>> START Exercise input

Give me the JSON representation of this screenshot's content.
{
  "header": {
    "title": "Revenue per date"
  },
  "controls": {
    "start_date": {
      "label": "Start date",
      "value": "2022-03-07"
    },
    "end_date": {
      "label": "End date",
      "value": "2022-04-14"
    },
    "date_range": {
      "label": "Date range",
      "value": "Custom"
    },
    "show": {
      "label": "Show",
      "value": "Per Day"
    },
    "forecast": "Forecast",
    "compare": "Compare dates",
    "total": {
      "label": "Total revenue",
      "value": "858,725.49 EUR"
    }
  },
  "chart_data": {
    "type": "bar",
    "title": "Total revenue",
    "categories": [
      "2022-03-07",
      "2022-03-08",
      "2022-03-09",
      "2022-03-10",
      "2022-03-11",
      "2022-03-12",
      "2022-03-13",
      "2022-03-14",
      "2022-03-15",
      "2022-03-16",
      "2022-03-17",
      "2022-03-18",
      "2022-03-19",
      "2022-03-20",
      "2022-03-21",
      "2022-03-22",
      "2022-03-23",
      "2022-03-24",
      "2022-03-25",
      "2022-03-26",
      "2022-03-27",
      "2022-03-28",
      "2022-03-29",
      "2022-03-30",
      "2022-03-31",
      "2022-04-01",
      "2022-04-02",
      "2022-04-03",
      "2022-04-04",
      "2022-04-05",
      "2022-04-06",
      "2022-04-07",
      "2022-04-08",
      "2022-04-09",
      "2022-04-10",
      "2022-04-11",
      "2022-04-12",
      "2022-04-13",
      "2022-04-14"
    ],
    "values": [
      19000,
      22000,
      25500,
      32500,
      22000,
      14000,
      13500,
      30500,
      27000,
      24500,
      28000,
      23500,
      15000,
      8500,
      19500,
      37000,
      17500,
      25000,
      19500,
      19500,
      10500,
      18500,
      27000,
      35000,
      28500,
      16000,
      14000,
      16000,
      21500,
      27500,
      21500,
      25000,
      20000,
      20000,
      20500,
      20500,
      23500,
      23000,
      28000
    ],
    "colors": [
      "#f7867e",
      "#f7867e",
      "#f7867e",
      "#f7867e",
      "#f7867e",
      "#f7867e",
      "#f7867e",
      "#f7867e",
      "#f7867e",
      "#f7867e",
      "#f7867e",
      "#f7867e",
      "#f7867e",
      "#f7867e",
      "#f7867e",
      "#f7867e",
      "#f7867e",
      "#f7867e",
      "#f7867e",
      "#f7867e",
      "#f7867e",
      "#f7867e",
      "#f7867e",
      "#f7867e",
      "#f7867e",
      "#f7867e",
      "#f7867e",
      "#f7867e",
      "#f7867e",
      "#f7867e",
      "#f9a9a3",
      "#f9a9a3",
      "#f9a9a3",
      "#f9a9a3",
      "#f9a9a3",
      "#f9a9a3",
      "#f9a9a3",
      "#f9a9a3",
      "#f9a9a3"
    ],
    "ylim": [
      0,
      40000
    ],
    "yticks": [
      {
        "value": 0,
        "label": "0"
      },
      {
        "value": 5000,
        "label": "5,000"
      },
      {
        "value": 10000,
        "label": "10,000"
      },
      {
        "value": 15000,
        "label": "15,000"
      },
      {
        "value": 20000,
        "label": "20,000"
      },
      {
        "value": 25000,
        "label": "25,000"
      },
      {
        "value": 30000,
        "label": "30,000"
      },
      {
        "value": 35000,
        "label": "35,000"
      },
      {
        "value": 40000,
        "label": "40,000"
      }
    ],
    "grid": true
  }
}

>> END Exercise input

* Problem
Say, as a number only, how many lines of the data contain "title".

* Answer in full
2